GIVEN EXERCISE:
Locate each line containing the string "denn" and copy it out.

--- START ---

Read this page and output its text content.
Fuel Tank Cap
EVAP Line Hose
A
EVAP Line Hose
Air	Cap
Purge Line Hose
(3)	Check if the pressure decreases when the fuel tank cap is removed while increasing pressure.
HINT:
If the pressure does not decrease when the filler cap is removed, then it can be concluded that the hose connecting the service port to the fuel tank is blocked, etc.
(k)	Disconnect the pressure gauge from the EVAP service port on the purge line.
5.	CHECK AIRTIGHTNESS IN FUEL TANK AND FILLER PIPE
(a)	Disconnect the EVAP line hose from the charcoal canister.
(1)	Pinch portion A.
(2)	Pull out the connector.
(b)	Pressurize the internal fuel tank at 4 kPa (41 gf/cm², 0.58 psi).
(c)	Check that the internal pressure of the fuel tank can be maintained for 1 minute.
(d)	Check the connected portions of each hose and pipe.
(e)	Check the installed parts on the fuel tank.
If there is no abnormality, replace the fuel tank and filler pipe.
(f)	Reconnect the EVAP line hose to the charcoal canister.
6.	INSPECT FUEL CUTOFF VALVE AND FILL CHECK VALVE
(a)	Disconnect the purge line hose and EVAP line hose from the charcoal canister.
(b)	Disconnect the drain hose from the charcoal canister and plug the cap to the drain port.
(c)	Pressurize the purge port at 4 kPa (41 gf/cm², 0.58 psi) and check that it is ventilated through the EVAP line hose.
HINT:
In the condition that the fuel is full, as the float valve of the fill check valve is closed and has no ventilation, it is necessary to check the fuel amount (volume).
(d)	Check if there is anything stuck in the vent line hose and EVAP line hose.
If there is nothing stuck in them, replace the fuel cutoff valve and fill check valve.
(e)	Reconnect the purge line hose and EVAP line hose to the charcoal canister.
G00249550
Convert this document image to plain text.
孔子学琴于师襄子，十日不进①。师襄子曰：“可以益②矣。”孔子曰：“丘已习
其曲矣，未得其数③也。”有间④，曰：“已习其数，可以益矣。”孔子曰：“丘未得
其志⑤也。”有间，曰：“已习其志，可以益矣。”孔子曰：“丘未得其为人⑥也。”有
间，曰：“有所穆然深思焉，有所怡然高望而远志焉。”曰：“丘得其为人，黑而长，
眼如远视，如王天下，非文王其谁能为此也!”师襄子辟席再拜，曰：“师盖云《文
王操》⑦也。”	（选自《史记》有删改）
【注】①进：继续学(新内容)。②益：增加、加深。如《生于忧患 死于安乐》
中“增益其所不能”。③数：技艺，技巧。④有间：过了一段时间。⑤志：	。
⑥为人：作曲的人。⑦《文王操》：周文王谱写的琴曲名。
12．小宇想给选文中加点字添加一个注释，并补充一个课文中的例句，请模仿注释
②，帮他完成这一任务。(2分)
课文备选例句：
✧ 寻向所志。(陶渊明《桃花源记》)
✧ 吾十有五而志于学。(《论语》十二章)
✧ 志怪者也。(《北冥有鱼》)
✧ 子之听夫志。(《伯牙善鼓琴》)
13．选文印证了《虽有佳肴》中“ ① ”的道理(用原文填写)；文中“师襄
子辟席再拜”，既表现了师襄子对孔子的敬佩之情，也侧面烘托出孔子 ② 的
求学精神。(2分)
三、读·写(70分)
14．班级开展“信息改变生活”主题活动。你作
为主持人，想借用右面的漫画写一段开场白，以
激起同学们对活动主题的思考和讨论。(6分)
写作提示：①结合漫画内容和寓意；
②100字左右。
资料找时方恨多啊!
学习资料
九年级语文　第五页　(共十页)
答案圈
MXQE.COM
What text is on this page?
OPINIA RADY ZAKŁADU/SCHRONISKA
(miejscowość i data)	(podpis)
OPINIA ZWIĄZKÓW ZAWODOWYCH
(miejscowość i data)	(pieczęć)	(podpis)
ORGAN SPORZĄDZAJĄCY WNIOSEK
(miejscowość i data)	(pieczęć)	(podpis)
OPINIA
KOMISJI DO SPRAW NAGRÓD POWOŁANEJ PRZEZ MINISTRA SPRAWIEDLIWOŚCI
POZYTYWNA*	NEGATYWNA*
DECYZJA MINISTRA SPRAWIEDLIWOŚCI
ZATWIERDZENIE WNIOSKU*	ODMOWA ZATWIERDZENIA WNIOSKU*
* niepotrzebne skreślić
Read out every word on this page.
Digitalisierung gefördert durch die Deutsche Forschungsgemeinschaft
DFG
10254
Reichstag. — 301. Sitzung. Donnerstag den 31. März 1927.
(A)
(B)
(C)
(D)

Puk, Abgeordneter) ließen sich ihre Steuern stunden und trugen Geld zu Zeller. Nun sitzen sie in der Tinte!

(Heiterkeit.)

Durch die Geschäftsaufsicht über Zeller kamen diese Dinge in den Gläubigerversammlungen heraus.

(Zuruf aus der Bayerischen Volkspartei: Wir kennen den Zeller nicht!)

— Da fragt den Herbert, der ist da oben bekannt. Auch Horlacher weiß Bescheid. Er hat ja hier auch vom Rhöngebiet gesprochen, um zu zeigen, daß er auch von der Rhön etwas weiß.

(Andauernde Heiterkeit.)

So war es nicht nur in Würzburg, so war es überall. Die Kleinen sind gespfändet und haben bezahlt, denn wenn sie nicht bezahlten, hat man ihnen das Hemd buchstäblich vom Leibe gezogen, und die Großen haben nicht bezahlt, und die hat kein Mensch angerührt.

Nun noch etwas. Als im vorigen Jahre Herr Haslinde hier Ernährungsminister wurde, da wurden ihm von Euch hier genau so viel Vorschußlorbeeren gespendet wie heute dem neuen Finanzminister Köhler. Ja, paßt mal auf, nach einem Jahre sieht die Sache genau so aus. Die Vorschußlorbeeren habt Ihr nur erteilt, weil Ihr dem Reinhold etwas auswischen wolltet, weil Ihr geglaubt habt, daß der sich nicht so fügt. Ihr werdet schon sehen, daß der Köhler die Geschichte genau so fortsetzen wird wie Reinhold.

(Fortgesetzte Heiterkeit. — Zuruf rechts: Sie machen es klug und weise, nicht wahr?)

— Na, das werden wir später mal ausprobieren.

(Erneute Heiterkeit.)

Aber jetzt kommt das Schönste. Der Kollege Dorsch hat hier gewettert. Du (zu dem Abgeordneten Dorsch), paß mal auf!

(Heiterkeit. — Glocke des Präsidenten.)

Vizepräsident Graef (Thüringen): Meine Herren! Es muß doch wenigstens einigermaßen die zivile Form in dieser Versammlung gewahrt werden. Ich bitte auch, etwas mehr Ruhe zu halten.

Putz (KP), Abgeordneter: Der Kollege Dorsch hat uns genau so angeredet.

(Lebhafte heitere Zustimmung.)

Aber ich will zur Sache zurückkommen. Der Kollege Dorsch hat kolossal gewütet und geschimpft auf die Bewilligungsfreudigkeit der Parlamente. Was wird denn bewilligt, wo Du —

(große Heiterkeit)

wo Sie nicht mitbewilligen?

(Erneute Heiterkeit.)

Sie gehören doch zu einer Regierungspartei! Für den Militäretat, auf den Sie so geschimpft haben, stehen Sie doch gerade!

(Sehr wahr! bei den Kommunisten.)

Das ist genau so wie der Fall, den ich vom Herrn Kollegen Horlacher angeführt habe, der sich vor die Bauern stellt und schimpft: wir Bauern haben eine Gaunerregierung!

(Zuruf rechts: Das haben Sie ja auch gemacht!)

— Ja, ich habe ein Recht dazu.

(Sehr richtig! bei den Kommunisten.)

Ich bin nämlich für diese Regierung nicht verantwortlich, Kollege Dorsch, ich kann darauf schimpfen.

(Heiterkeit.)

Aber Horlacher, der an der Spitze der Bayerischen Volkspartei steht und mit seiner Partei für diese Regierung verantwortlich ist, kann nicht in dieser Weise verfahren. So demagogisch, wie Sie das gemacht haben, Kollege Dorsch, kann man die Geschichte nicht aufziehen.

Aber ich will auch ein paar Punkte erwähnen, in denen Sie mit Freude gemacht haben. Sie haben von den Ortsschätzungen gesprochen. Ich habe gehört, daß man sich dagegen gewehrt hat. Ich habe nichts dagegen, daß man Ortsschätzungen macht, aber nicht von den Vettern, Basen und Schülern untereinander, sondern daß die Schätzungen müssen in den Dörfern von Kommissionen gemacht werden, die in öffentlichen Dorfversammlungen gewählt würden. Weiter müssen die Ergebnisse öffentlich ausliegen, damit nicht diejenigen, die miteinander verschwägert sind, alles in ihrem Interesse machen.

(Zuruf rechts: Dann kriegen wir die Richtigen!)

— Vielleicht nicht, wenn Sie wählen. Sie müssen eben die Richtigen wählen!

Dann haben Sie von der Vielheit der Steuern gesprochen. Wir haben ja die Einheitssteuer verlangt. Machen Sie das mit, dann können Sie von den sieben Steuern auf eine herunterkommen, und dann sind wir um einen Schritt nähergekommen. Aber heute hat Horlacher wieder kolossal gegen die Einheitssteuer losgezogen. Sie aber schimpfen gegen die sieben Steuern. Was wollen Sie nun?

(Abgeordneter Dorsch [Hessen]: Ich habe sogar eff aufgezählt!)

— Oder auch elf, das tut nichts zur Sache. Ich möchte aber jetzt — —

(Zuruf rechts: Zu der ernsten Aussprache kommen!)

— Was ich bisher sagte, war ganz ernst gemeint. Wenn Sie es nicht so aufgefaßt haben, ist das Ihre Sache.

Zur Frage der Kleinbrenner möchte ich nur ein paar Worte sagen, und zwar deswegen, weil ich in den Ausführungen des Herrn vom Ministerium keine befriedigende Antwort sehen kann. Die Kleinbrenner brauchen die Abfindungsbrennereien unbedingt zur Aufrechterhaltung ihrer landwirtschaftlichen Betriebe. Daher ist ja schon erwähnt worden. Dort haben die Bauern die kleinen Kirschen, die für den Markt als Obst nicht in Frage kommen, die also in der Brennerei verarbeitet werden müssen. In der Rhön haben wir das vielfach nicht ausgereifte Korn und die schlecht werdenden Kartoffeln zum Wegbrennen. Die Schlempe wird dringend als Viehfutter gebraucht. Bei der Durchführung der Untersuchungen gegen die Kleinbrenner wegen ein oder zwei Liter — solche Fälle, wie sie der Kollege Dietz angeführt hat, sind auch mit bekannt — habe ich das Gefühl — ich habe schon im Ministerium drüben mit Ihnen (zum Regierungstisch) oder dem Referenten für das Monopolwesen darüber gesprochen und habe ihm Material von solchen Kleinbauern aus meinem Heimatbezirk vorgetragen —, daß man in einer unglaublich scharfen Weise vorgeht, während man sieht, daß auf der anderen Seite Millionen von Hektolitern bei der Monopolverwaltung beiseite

--- END ---

FULL ANSWER:
So war es nicht nur in Würzburg, so war es überall. Die Kleinen sind gespfändet und haben bezahlt, denn wenn sie nicht bezahlten, hat man ihnen das Hemd buchstäblich vom Leibe gezogen, und die Großen haben nicht bezahlt, und die hat kein Mensch angerührt.
Aber ich will zur Sache zurückkommen. Der Kollege Dorsch hat kolossal gewütet und geschimpft auf die Bewilligungsfreudigkeit der Parlamente. Was wird denn bewilligt, wo Du —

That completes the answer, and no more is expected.